**PROBLEM STATEMENT:** Give the number of lines that hold the string "うっはぁ". Nothing else is needed.

**TASK DATA:**
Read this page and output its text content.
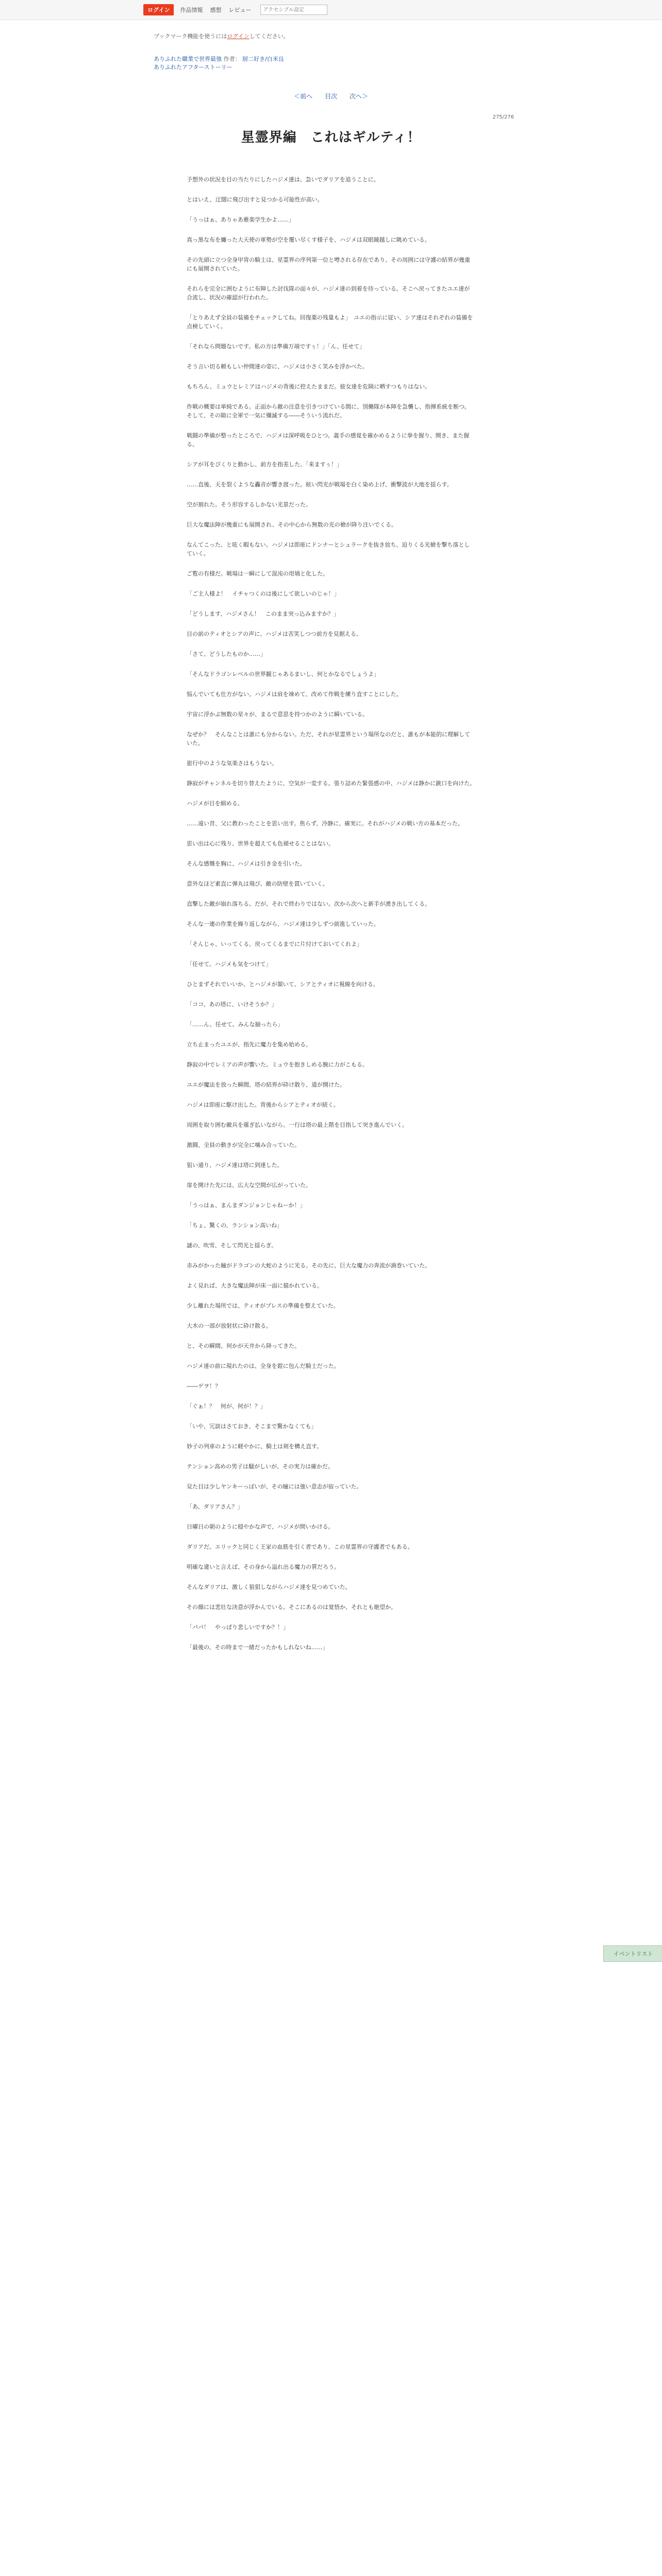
ログイン	作品情報 感想 レビュー
アクセシブル設定
ブックマーク機能を使うにはログインしてください。
ありふれた職業で世界最強 作者： 厨二好き/白米良
ありふれたアフターストーリー
＜前へ 目次 次へ＞
275/276
星霊界編　これはギルティ！

予想外の状況を目の当たりにしたハジメ達は、急いでダリアを追うことに。

とはいえ、迂闊に飛び出すと見つかる可能性が高い。

「うっはぁ、ありゃあ雅楽学生かよ……」

真っ黒な布を纏った大天使の軍勢が空を覆い尽くす様子を、ハジメは双眼鏡越しに眺めている。

その先頭に立つ全身甲冑の騎士は、星霊界の序列第一位と噂される存在であり、その周囲には守護の結界が幾重にも展開されていた。

それらを完全に囲むように布陣した討伐隊の面々が、ハジメ達の到着を待っている。そこへ戻ってきたユエ達が合流し、状況の確認が行われた。

「とりあえず全員の装備をチェックしてね。回復薬の残量もよ」　ユエの指示に従い、シア達はそれぞれの装備を点検していく。

「それなら問題ないです。私の方は準備万端ですぅ！」「ん、任せて」

そう言い切る頼もしい仲間達の姿に、ハジメは小さく笑みを浮かべた。

もちろん、ミュウとレミアはハジメの背後に控えたままだ。彼女達を危険に晒すつもりはない。

作戦の概要は単純である。正面から敵の注意を引きつけている間に、別働隊が本陣を急襲し、指揮系統を断つ。そして、その隙に全軍で一気に殲滅する――そういう流れだ。

戦闘の準備が整ったところで、ハジメは深呼吸をひとつ。義手の感覚を確かめるように拳を握り、開き、また握る。

シアが耳をぴくりと動かし、前方を指差した。「来ますぅ！」

……直後、天を裂くような轟音が響き渡った。眩い閃光が戦場を白く染め上げ、衝撃波が大地を揺らす。

空が割れた。そう形容するしかない光景だった。

巨大な魔法陣が幾重にも展開され、その中心から無数の光の槍が降り注いでくる。

なんてこった、と呟く暇もない。ハジメは即座にドンナーとシュラークを抜き放ち、迫りくる光槍を撃ち落としていく。

ご覧の有様だ。戦場は一瞬にして混沌の坩堝と化した。

「ご主人様よ！　イチャつくのは後にして欲しいのじゃ！」

「どうします、ハジメさん！　このまま突っ込みますか？」

目の前のティオとシアの声に、ハジメは苦笑しつつ前方を見据える。

「さて、どうしたものか……」

「そんなドラゴンレベルの世界観じゃあるまいし、何とかなるでしょうよ」

悩んでいても仕方がない。ハジメは肩を竦めて、改めて作戦を練り直すことにした。

宇宙に浮かぶ無数の星々が、まるで意思を持つかのように瞬いている。

なぜか？　そんなことは誰にも分からない。ただ、それが星霊界という場所なのだと、誰もが本能的に理解していた。

旅行中のような気楽さはもうない。

静寂がチャンネルを切り替えたように、空気が一変する。張り詰めた緊張感の中、ハジメは静かに銃口を向けた。

ハジメが目を細める。

……遠い昔、父に教わったことを思い出す。焦らず、冷静に、確実に。それがハジメの戦い方の基本だった。

思い出は心に残り、世界を超えても色褪せることはない。

そんな感慨を胸に、ハジメは引き金を引いた。

意外なほど素直に弾丸は飛び、敵の防壁を貫いていく。

直撃した敵が崩れ落ちる。だが、それで終わりではない。次から次へと新手が湧き出してくる。

そんな一連の作業を繰り返しながら、ハジメ達は少しずつ前進していった。

「そんじゃ、いってくる。戻ってくるまでに片付けておいてくれよ」

「任せて。ハジメも気をつけて」

ひとまずそれでいいか、とハジメが頷いて、シアとティオに視線を向ける。

「ココ、あの塔に、いけそうか？」

「……ん、任せて。みんな揃ったら」

立ち止まったユエが、指先に魔力を集め始める。

静寂の中でレミアの声が響いた。ミュウを抱きしめる腕に力がこもる。

ユエが魔法を放った瞬間、塔の結界が砕け散り、道が開けた。

ハジメは即座に駆け出した。背後からシアとティオが続く。

周囲を取り囲む敵兵を薙ぎ払いながら、一行は塔の最上階を目指して突き進んでいく。

激闘、全員の動きが完全に噛み合っていた。

狙い通り、ハジメ達は塔に到達した。

扉を開けた先には、広大な空間が広がっていた。

「うっはぁ、まんまダンジョンじゃねーか！」

「ちょ、驚くの、ランション高いね」

謎の、吹雪、そして閃光と揺らぎ。

赤みがかった瞳がドラゴンの大蛇のように光る。その先に、巨大な魔力の奔流が渦巻いていた。

よく見れば、大きな魔法陣が床一面に描かれている。

少し離れた場所では、ティオがブレスの準備を整えていた。

大木の一部が放射状に砕け散る。

と、その瞬間、何かが天井から降ってきた。

ハジメ達の前に現れたのは、全身を鎧に包んだ騎士だった。

――ゲヲ！？

「ぐぁ！？　何が、何が！？」

「いや、冗談はさておき、そこまで驚かなくても」

妙子の列車のように軽やかに、騎士は剣を構え直す。

テンション高めの男子は騒がしいが、その実力は確かだ。

見た目は少しヤンキーっぽいが、その瞳には強い意志が宿っていた。

「あ、ダリアさん？」

日曜日の朝のように穏やかな声で、ハジメが問いかける。

ダリアだ。エリックと同じく王家の血筋を引く者であり、この星霊界の守護者でもある。

明確な違いと言えば、その身から溢れ出る魔力の質だろう。

そんなダリアは、激しく狼狽しながらハジメ達を見つめていた。

その顔には悲壮な決意が浮かんでいる。そこにあるのは覚悟か、それとも絶望か。

「パパ！　やっぱり悲しいですか？！」

「最後の、その時まで一緒だったかもしれないね……」

イベントリスト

**REPLY TO THE TASK:** 2